Translate this sentence from the passage on HealthEast into Spanish: "After piloting the medical home model in 2010, HealthEast determined that medical homes could be a great benefit to the patients they served."

**PROVIDED PASSAGE**
· · · ·

Less than five years ago, a Minneapolis-based health system went all-in to the medical home model, with great results.
The HealthEast Care System is the largest health care provider in the East Metro area of Minnesota’s Twin Cities. In addition to its four hospitals, HealthEast runs 14 primary care clinics, a variety of specialty care clinics, outpatient services, home and hospice care, medical transportation, and other services.
In 2008, Minnesota passed a health reform law that included a provision for the establishment of “Health Care Homes” (HCHs), a medical home approach to health care in which primary care providers and chronically ill and disabled patients work together to improve the health and quality of care provided them. After piloting the medical home model in 2010, HealthEast determined that medical homes could be a great benefit to the patients they served. By 2012, all of HealthEast’s ambulatory clinics had become state-certified HCHs.

· · · ·

**SOURCE DATA**
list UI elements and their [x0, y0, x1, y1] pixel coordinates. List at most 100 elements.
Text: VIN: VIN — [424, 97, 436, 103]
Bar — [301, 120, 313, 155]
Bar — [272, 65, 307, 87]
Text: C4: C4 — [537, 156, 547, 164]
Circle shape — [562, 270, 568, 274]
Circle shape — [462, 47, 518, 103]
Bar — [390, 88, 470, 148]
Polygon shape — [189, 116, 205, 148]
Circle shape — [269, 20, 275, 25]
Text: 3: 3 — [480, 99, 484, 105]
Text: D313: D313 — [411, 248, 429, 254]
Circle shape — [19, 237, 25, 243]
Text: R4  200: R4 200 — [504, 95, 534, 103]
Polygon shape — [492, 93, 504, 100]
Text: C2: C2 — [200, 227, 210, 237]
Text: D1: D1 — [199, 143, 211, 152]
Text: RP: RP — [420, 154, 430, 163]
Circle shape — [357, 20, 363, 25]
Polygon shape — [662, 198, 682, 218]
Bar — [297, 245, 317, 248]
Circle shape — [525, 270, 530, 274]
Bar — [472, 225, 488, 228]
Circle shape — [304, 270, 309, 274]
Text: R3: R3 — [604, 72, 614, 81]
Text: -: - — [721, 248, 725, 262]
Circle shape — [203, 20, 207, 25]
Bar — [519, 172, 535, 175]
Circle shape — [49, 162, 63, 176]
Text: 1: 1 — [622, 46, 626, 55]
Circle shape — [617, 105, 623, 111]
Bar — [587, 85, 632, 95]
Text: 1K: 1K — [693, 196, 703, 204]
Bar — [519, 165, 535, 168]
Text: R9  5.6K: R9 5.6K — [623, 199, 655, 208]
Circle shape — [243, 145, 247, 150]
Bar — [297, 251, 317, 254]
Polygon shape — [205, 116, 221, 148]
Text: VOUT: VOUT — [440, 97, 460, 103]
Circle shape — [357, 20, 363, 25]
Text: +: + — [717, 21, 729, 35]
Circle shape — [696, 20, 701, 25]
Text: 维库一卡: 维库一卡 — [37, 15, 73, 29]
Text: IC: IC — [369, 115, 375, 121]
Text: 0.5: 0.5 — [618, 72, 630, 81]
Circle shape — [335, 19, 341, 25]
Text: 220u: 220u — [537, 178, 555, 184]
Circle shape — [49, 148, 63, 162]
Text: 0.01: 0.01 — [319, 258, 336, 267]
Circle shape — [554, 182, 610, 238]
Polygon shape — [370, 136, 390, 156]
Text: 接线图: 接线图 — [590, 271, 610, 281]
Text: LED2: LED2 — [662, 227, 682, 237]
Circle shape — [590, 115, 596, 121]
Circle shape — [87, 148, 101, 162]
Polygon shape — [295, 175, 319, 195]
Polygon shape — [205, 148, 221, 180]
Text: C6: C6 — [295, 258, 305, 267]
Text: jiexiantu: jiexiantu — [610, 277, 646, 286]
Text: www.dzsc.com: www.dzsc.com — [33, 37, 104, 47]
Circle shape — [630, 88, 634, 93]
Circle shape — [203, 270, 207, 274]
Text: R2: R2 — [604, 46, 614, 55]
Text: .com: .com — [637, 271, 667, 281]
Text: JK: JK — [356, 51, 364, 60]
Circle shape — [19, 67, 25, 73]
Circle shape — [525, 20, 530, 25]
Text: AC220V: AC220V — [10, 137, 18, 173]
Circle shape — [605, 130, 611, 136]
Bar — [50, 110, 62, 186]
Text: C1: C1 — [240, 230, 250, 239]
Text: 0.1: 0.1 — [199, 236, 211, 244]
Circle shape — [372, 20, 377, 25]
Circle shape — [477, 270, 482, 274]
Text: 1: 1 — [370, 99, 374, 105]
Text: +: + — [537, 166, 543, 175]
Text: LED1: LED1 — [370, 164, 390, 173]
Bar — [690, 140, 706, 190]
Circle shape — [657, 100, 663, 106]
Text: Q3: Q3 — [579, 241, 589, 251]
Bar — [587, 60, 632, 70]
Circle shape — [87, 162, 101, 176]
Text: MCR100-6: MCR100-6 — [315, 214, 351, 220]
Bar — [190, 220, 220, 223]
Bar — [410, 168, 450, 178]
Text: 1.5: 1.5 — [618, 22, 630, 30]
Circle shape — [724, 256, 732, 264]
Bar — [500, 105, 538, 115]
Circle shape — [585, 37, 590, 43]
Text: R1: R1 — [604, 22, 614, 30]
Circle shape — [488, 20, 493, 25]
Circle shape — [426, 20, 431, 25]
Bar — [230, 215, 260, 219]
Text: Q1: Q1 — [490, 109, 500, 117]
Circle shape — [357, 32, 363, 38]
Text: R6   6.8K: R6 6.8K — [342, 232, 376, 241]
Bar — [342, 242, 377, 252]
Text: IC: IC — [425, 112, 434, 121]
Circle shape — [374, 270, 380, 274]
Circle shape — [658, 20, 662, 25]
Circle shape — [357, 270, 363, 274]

· · · ·

**OUTPUT FOR THIS EXERCISE**
Tras poner a prueba el modelo de hogar médico en 2010, HealthEast determinó que los hogares médicos podían ser de gran beneficio para los pacientes a los que atendían.